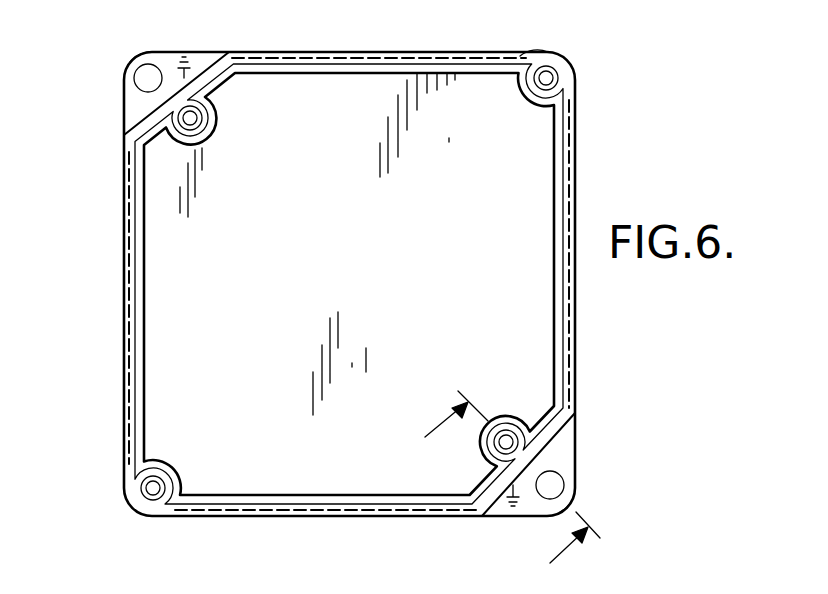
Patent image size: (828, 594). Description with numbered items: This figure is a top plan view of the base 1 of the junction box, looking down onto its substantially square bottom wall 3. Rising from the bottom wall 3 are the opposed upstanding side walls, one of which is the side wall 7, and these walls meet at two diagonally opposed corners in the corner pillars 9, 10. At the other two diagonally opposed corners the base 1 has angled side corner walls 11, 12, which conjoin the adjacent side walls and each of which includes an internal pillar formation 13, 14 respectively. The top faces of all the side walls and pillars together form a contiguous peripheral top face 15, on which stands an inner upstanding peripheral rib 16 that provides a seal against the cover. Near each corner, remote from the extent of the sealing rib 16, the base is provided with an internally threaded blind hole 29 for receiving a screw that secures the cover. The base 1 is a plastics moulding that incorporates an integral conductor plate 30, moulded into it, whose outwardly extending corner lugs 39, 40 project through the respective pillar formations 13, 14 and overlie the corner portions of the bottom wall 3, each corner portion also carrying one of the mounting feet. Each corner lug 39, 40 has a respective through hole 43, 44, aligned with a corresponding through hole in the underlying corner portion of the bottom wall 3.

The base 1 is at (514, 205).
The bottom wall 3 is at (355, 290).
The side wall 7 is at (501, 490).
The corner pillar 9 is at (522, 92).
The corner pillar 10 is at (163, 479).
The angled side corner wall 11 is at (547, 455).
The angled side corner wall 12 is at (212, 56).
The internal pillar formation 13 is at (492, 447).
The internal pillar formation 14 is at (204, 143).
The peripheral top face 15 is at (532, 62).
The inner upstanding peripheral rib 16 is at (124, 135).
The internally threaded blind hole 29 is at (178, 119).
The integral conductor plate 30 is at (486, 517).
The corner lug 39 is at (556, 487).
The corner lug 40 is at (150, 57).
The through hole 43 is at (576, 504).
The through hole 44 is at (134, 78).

+++++

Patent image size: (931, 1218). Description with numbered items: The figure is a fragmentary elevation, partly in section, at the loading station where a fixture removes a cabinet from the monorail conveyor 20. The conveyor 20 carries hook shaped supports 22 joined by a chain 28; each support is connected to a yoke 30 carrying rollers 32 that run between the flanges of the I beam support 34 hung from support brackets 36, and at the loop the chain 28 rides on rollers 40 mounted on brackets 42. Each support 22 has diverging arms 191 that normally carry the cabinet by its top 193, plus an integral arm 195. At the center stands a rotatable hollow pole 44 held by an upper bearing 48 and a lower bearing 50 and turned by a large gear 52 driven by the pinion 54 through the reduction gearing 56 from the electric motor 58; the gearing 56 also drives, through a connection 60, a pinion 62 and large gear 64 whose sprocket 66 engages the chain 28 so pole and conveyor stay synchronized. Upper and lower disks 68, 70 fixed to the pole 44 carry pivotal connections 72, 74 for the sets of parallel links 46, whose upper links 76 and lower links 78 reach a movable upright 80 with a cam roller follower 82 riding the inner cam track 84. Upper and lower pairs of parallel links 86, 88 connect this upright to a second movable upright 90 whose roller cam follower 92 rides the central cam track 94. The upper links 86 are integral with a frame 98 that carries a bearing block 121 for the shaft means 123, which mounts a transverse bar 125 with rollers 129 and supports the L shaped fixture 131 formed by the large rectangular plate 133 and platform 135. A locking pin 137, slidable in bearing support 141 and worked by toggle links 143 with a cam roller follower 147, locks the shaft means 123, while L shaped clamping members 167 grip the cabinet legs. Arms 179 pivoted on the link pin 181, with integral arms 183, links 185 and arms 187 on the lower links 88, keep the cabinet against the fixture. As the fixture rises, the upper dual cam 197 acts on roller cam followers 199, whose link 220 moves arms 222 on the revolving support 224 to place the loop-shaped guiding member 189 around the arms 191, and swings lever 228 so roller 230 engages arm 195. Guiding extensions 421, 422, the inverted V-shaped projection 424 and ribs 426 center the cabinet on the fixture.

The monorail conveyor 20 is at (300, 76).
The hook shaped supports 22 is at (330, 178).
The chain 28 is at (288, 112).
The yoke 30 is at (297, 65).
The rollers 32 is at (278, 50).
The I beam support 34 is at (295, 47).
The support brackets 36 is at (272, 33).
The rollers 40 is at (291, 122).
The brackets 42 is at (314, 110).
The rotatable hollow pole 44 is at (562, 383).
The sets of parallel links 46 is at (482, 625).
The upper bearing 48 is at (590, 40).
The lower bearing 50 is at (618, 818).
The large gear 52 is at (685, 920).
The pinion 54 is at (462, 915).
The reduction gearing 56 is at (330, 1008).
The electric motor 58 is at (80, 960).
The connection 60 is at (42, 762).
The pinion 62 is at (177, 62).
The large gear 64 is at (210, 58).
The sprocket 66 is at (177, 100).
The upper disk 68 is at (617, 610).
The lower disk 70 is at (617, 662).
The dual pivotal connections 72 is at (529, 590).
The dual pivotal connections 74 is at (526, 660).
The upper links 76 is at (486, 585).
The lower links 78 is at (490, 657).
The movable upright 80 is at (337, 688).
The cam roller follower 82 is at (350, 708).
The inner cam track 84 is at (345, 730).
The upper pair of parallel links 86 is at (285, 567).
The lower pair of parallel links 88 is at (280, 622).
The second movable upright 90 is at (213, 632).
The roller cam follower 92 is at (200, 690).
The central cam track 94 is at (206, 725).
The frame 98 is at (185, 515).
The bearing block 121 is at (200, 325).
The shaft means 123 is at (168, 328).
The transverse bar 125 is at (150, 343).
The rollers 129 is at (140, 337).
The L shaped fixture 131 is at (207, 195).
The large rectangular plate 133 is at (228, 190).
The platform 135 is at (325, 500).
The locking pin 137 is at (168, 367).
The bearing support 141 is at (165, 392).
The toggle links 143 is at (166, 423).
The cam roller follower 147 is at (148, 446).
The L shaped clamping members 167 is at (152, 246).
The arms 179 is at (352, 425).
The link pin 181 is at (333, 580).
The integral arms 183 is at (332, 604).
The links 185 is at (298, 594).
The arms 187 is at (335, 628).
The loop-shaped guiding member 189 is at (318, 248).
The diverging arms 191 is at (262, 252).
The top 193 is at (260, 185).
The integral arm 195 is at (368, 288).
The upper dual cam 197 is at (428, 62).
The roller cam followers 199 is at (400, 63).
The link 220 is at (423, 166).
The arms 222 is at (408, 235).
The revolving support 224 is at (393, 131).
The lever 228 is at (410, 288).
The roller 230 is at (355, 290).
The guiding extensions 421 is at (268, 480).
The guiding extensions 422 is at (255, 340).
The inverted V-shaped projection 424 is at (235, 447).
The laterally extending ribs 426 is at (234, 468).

+++++

- Problem statement
Pick out each row above that contains the word "pillar", and copy those rows in full.

- The output
Patent image size: (828, 594). Description with numbered items: This figure is a top plan view of the base 1 of the junction box, looking down onto its substantially square bottom wall 3. Rising from the bottom wall 3 are the opposed upstanding side walls, one of which is the side wall 7, and these walls meet at two diagonally opposed corners in the corner pillars 9, 10. At the other two diagonally opposed corners the base 1 has angled side corner walls 11, 12, which conjoin the adjacent side walls and each of which includes an internal pillar formation 13, 14 respectively. The top faces of all the side walls and pillars together form a contiguous peripheral top face 15, on which stands an inner upstanding peripheral rib 16 that provides a seal against the cover. Near each corner, remote from the extent of the sealing rib 16, the base is provided with an internally threaded blind hole 29 for receiving a screw that secures the cover. The base 1 is a plastics moulding that incorporates an integral conductor plate 30, moulded into it, whose outwardly extending corner lugs 39, 40 project through the respective pillar formations 13, 14 and overlie the corner portions of the bottom wall 3, each corner portion also carrying one of the mounting feet. Each corner lug 39, 40 has a respective through hole 43, 44, aligned with a corresponding through hole in the underlying corner portion of the bottom wall 3.
The corner pillar 9 is at (522, 92).
The corner pillar 10 is at (163, 479).
The internal pillar formation 13 is at (492, 447).
The internal pillar formation 14 is at (204, 143).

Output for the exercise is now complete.